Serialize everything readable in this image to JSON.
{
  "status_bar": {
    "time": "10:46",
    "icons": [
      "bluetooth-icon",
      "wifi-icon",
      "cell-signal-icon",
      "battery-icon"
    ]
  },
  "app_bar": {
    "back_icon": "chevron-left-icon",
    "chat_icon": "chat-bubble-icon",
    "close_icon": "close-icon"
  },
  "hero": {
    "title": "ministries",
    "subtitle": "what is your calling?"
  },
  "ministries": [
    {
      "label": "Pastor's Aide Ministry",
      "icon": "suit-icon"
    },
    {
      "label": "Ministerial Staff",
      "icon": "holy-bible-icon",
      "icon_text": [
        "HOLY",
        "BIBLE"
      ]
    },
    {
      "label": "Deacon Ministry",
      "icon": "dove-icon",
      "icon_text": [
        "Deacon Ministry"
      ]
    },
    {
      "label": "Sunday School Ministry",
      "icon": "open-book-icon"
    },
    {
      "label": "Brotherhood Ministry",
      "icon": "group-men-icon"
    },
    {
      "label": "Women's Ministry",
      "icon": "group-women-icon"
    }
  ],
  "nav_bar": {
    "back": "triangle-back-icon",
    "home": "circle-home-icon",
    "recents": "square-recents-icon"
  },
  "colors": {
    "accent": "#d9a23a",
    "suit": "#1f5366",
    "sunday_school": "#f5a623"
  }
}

· · ·

» **Task goal**: Go through the preceding material and copy each line that has the word "group".

» **Finished exercise**:
      "icon": "group-men-icon"
      "icon": "group-women-icon"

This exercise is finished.